■ TASK DESCRIPTION
Find all lines in the records that include the word "thống", and copy them out.

BEGIN

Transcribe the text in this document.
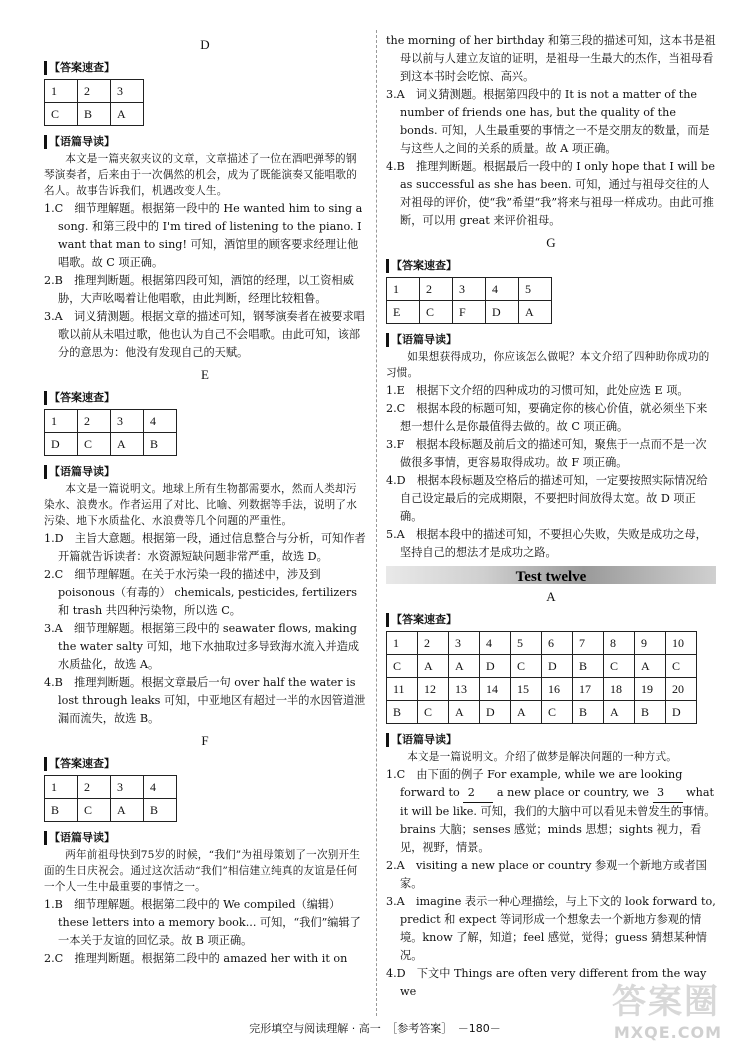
D
【答案速查】
1	2	3
C	B	A
【语篇导读】

本文是一篇夹叙夹议的文章，文章描述了一位在酒吧弹琴的钢琴演奏者，后来由于一次偶然的机会，成为了既能演奏又能唱歌的名人。故事告诉我们，机遇改变人生。

1.C　细节理解题。根据第一段中的 He wanted him to sing a song. 和第三段中的 I'm tired of listening to the piano. I want that man to sing! 可知，酒馆里的顾客要求经理让他唱歌。故 C 项正确。

2.B　推理判断题。根据第四段可知，酒馆的经理，以工资相威胁，大声吆喝着让他唱歌，由此判断，经理比较粗鲁。

3.A　词义猜测题。根据文章的描述可知，钢琴演奏者在被要求唱歌以前从未唱过歌，他也认为自己不会唱歌。由此可知，该部分的意思为：他没有发现自己的天赋。

E
【答案速查】
1	2	3	4
D	C	A	B
【语篇导读】

本文是一篇说明文。地球上所有生物都需要水，然而人类却污染水、浪费水。作者运用了对比、比喻、列数据等手法，说明了水污染、地下水质盐化、水浪费等几个问题的严重性。

1.D　主旨大意题。根据第一段，通过信息整合与分析，可知作者开篇就告诉读者：水资源短缺问题非常严重，故选 D。

2.C　细节理解题。在关于水污染一段的描述中，涉及到 poisonous（有毒的） chemicals, pesticides, fertilizers 和 trash 共四种污染物，所以选 C。

3.A　细节理解题。根据第三段中的 seawater flows, making the water salty 可知，地下水抽取过多导致海水流入并造成水质盐化，故选 A。

4.B　推理判断题。根据文章最后一句 over half the water is lost through leaks 可知，中亚地区有超过一半的水因管道泄漏而流失，故选 B。

F
【答案速查】
1	2	3	4
B	C	A	B
【语篇导读】

两年前祖母快到75岁的时候，“我们”为祖母策划了一次别开生面的生日庆祝会。通过这次活动“我们”相信建立纯真的友谊是任何一个人一生中最重要的事情之一。

1.B　细节理解题。根据第二段中的 We compiled（编辑） these letters into a memory book... 可知，“我们”编辑了一本关于友谊的回忆录。故 B 项正确。

2.C　推理判断题。根据第二段中的 amazed her with it on

the morning of her birthday 和第三段的描述可知，这本书是祖母以前与人建立友谊的证明，是祖母一生最大的杰作，当祖母看到这本书时会吃惊、高兴。

3.A　词义猜测题。根据第四段中的 It is not a matter of the number of friends one has, but the quality of the bonds. 可知，人生最重要的事情之一不是交朋友的数量，而是与这些人之间的关系的质量。故 A 项正确。

4.B　推理判断题。根据最后一段中的 I only hope that I will be as successful as she has been. 可知，通过与祖母交往的人对祖母的评价，使“我”希望“我”将来与祖母一样成功。由此可推断，可以用 great 来评价祖母。

G
【答案速查】
1	2	3	4	5
E	C	F	D	A
【语篇导读】

如果想获得成功，你应该怎么做呢？本文介绍了四种助你成功的习惯。

1.E　根据下文介绍的四种成功的习惯可知，此处应选 E 项。

2.C　根据本段的标题可知，要确定你的核心价值，就必须坐下来想一想什么是你最值得去做的。故 C 项正确。

3.F　根据本段标题及前后文的描述可知，聚焦于一点而不是一次做很多事情，更容易取得成功。故 F 项正确。

4.D　根据本段标题及空格后的描述可知，一定要按照实际情况给自己设定最后的完成期限，不要把时间放得太宽。故 D 项正确。

5.A　根据本段中的描述可知，不要担心失败，失败是成功之母，坚持自己的想法才是成功之路。

Test twelve
A
【答案速查】
1	2	3	4	5	6	7	8	9	10
C	A	A	D	C	D	B	C	A	C
11	12	13	14	15	16	17	18	19	20
B	C	A	D	A	C	B	A	B	D
【语篇导读】

本文是一篇说明文。介绍了做梦是解决问题的一种方式。

1.C　由下面的例子 For example, while we are looking forward to 2 a new place or country, we 3 what it will be like. 可知，我们的大脑中可以看见未曾发生的事情。brains 大脑；senses 感觉；minds 思想；sights 视力，看见，视野，情景。

2.A　visiting a new place or country 参观一个新地方或者国家。

3.A　imagine 表示一种心理描绘，与上下文的 look forward to, predict 和 expect 等词形成一个想象去一个新地方参观的情境。know 了解，知道；feel 感觉，觉得；guess 猜想某种情况。

4.D　下文中 Things are often very different from the way we

完形填空与阅读理解 · 高一　［参考答案］　－180－
答案圈
MXQE.COM
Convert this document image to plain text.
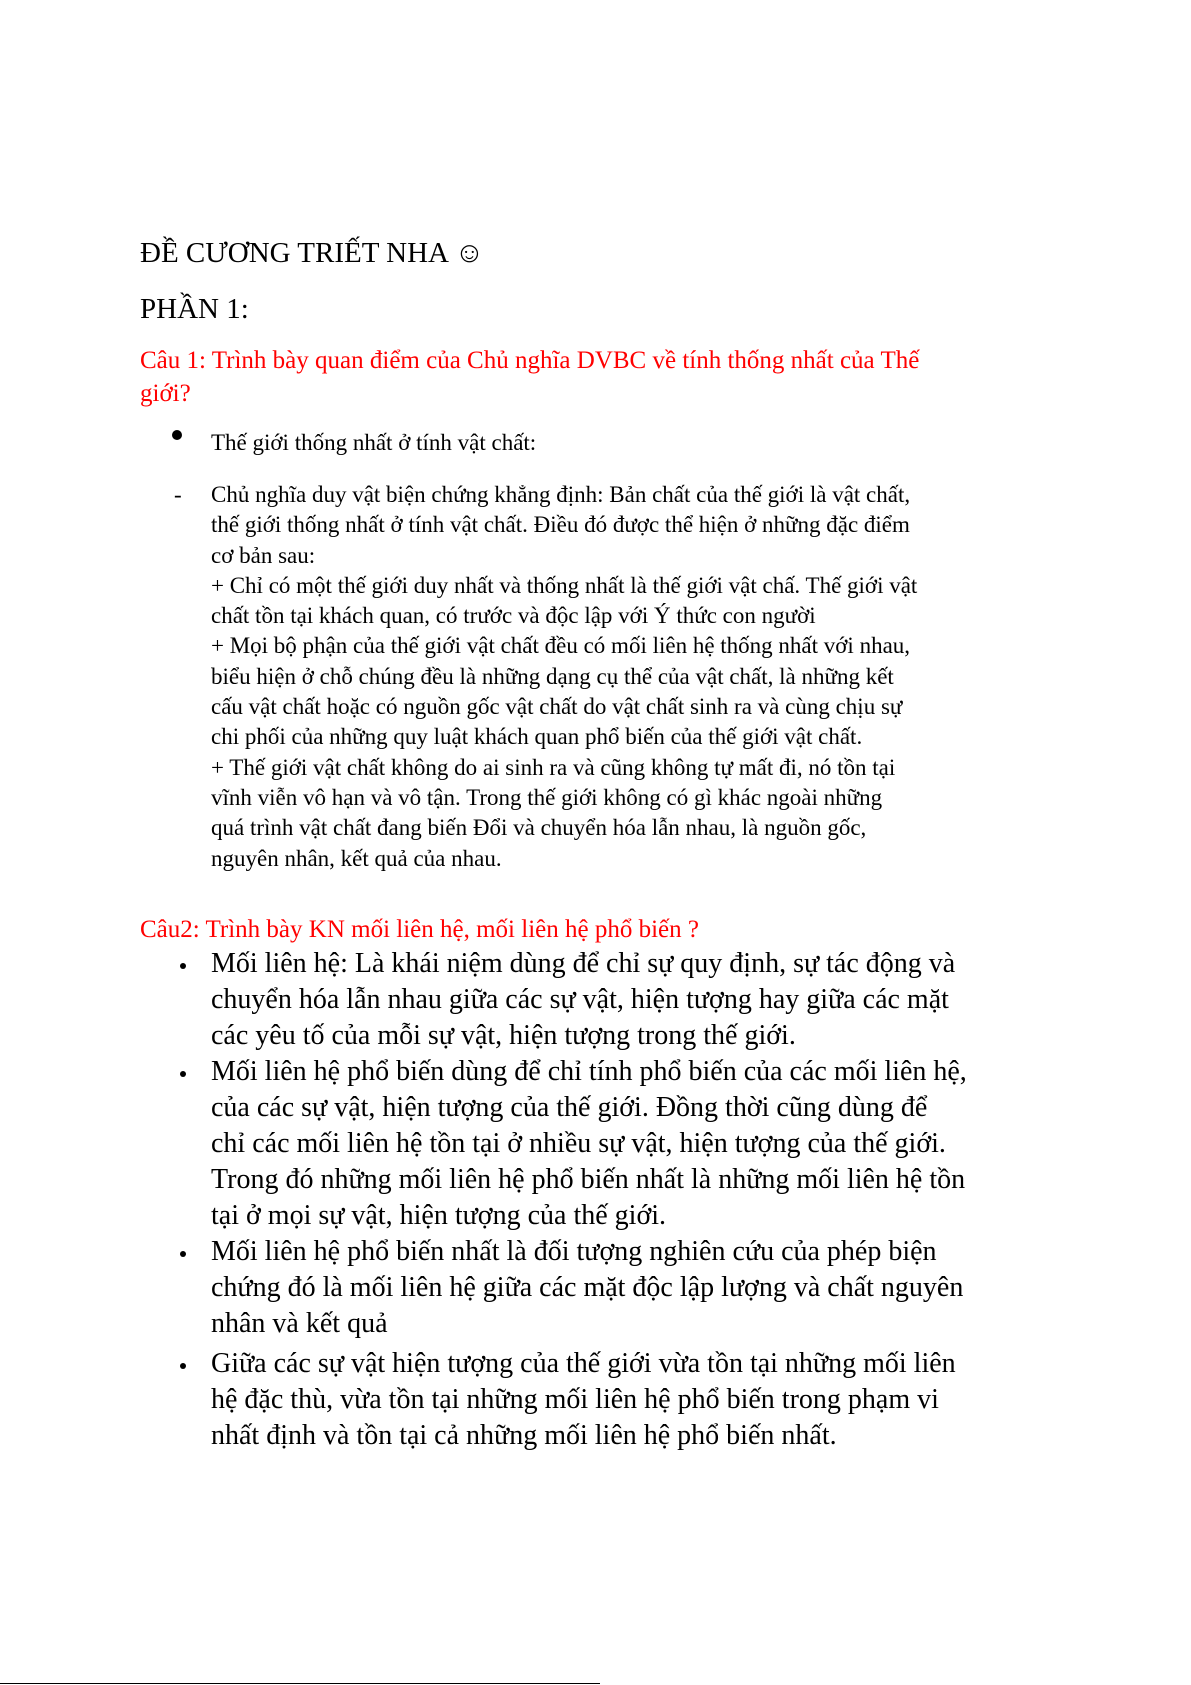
ĐỀ CƯƠNG TRIẾT NHA ☺
PHẦN 1:
Câu 1: Trình bày quan điểm của Chủ nghĩa DVBC về tính thống nhất của Thế
giới?
Thế giới thống nhất ở tính vật chất:
- Chủ nghĩa duy vật biện chứng khẳng định: Bản chất của thế giới là vật chất,
thế giới thống nhất ở tính vật chất. Điều đó được thể hiện ở những đặc điểm
cơ bản sau:
+ Chỉ có một thế giới duy nhất và thống nhất là thế giới vật chấ. Thế giới vật
chất tồn tại khách quan, có trước và độc lập với Ý thức con người
+ Mọi bộ phận của thế giới vật chất đều có mối liên hệ thống nhất với nhau,
biểu hiện ở chỗ chúng đều là những dạng cụ thể của vật chất, là những kết
cấu vật chất hoặc có nguồn gốc vật chất do vật chất sinh ra và cùng chịu sự
chi phối của những quy luật khách quan phổ biến của thế giới vật chất.
+ Thế giới vật chất không do ai sinh ra và cũng không tự mất đi, nó tồn tại
vĩnh viễn vô hạn và vô tận. Trong thế giới không có gì khác ngoài những
quá trình vật chất đang biến Đổi và chuyển hóa lẫn nhau, là nguồn gốc,
nguyên nhân, kết quả của nhau.
Câu2: Trình bày KN mối liên hệ, mối liên hệ phổ biến ?
Mối liên hệ: Là khái niệm dùng để chỉ sự quy định, sự tác động và
chuyển hóa lẫn nhau giữa các sự vật, hiện tượng hay giữa các mặt
các yêu tố của mỗi sự vật, hiện tượng trong thế giới.
Mối liên hệ phổ biến dùng để chỉ tính phổ biến của các mối liên hệ,
của các sự vật, hiện tượng của thế giới. Đồng thời cũng dùng để
chỉ các mối liên hệ tồn tại ở nhiều sự vật, hiện tượng của thế giới.
Trong đó những mối liên hệ phổ biến nhất là những mối liên hệ tồn
tại ở mọi sự vật, hiện tượng của thế giới.
Mối liên hệ phổ biến nhất là đối tượng nghiên cứu của phép biện
chứng đó là mối liên hệ giữa các mặt độc lập lượng và chất nguyên
nhân và kết quả
Giữa các sự vật hiện tượng của thế giới vừa tồn tại những mối liên
hệ đặc thù, vừa tồn tại những mối liên hệ phổ biến trong phạm vi
nhất định và tồn tại cả những mối liên hệ phổ biến nhất.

END

■ RESPONSE FOR THIS EXERCISE
Câu 1: Trình bày quan điểm của Chủ nghĩa DVBC về tính thống nhất của Thế
Thế giới thống nhất ở tính vật chất:
thế giới thống nhất ở tính vật chất. Điều đó được thể hiện ở những đặc điểm
+ Chỉ có một thế giới duy nhất và thống nhất là thế giới vật chấ. Thế giới vật
+ Mọi bộ phận của thế giới vật chất đều có mối liên hệ thống nhất với nhau,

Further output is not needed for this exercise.